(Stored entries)
━━━━━━━━━━━━━━━━━━━━

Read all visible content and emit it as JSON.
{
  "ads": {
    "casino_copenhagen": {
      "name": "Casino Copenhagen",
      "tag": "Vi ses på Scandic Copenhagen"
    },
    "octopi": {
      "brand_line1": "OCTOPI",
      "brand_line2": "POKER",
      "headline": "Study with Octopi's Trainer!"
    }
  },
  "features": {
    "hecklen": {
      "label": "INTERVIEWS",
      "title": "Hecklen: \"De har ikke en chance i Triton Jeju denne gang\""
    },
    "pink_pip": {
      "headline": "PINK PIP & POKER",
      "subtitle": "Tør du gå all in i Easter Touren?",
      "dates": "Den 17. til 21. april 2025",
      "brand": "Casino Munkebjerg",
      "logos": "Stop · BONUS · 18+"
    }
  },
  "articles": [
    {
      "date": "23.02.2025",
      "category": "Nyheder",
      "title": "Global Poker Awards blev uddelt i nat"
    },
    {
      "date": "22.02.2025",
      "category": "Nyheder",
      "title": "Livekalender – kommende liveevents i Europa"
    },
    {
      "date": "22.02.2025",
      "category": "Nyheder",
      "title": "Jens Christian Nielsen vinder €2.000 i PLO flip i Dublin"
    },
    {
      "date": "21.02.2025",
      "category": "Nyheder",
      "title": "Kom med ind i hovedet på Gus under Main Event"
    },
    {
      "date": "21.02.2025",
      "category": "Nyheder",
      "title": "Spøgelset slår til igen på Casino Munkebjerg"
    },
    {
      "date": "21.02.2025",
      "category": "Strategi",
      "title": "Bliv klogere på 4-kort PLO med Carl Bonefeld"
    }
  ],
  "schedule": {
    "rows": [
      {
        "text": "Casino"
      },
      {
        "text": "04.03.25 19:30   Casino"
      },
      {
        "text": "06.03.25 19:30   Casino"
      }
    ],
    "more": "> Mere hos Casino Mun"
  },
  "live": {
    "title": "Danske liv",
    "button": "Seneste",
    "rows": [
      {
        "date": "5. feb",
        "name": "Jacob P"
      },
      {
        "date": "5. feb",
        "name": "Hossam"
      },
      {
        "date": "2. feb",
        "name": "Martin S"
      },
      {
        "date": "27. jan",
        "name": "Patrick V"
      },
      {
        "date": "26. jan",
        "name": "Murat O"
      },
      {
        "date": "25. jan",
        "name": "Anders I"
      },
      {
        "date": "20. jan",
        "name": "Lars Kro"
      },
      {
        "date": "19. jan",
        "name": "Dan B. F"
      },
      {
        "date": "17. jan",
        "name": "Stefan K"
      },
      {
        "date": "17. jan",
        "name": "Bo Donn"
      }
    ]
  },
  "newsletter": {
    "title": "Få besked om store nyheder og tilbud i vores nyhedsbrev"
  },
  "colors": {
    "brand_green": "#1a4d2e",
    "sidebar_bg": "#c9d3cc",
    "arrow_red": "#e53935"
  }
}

━━━━━━━━━━━━━━━━━━━━

**The problem:**
Go through the data and return every record exactly.

**Complete answer:**
Read all visible content and emit it as JSON.
{
  "ads": {
    "casino_copenhagen": {
      "name": "Casino Copenhagen",
      "tag": "Vi ses på Scandic Copenhagen"
    },
    "octopi": {
      "brand_line1": "OCTOPI",
      "brand_line2": "POKER",
      "headline": "Study with Octopi's Trainer!"
    }
  },
  "features": {
    "hecklen": {
      "label": "INTERVIEWS",
      "title": "Hecklen: \"De har ikke en chance i Triton Jeju denne gang\""
    },
    "pink_pip": {
      "headline": "PINK PIP & POKER",
      "subtitle": "Tør du gå all in i Easter Touren?",
      "dates": "Den 17. til 21. april 2025",
      "brand": "Casino Munkebjerg",
      "logos": "Stop · BONUS · 18+"
    }
  },
  "articles": [
    {
      "date": "23.02.2025",
      "category": "Nyheder",
      "title": "Global Poker Awards blev uddelt i nat"
    },
    {
      "date": "22.02.2025",
      "category": "Nyheder",
      "title": "Livekalender – kommende liveevents i Europa"
    },
    {
      "date": "22.02.2025",
      "category": "Nyheder",
      "title": "Jens Christian Nielsen vinder €2.000 i PLO flip i Dublin"
    },
    {
      "date": "21.02.2025",
      "category": "Nyheder",
      "title": "Kom med ind i hovedet på Gus under Main Event"
    },
    {
      "date": "21.02.2025",
      "category": "Nyheder",
      "title": "Spøgelset slår til igen på Casino Munkebjerg"
    },
    {
      "date": "21.02.2025",
      "category": "Strategi",
      "title": "Bliv klogere på 4-kort PLO med Carl Bonefeld"
    }
  ],
  "schedule": {
    "rows": [
      {
        "text": "Casino"
      },
      {
        "text": "04.03.25 19:30   Casino"
      },
      {
        "text": "06.03.25 19:30   Casino"
      }
    ],
    "more": "> Mere hos Casino Mun"
  },
  "live": {
    "title": "Danske liv",
    "button": "Seneste",
    "rows": [
      {
        "date": "5. feb",
        "name": "Jacob P"
      },
      {
        "date": "5. feb",
        "name": "Hossam"
      },
      {
        "date": "2. feb",
        "name": "Martin S"
      },
      {
        "date": "27. jan",
        "name": "Patrick V"
      },
      {
        "date": "26. jan",
        "name": "Murat O"
      },
      {
        "date": "25. jan",
        "name": "Anders I"
      },
      {
        "date": "20. jan",
        "name": "Lars Kro"
      },
      {
        "date": "19. jan",
        "name": "Dan B. F"
      },
      {
        "date": "17. jan",
        "name": "Stefan K"
      },
      {
        "date": "17. jan",
        "name": "Bo Donn"
      }
    ]
  },
  "newsletter": {
    "title": "Få besked om store nyheder og tilbud i vores nyhedsbrev"
  },
  "colors": {
    "brand_green": "#1a4d2e",
    "sidebar_bg": "#c9d3cc",
    "arrow_red": "#e53935"
  }
}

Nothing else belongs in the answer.